[Records excerpted from a collection]

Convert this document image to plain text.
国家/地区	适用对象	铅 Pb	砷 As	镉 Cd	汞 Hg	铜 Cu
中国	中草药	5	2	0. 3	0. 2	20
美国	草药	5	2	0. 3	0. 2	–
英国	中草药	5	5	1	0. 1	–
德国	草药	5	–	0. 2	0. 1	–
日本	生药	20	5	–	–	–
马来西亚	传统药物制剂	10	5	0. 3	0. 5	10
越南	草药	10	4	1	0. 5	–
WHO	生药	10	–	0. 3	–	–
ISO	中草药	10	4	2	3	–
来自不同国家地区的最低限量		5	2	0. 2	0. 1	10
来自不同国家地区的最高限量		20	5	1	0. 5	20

### AIM OF THE TASK
From the records above, extract every line exactly as it stands.

### OUTPUT
Convert this document image to plain text.
国家/地区	适用对象	铅 Pb	砷 As	镉 Cd	汞 Hg	铜 Cu
中国	中草药	5	2	0. 3	0. 2	20
美国	草药	5	2	0. 3	0. 2	–
英国	中草药	5	5	1	0. 1	–
德国	草药	5	–	0. 2	0. 1	–
日本	生药	20	5	–	–	–
马来西亚	传统药物制剂	10	5	0. 3	0. 5	10
越南	草药	10	4	1	0. 5	–
WHO	生药	10	–	0. 3	–	–
ISO	中草药	10	4	2	3	–
来自不同国家地区的最低限量		5	2	0. 2	0. 1	10
来自不同国家地区的最高限量		20	5	1	0. 5	20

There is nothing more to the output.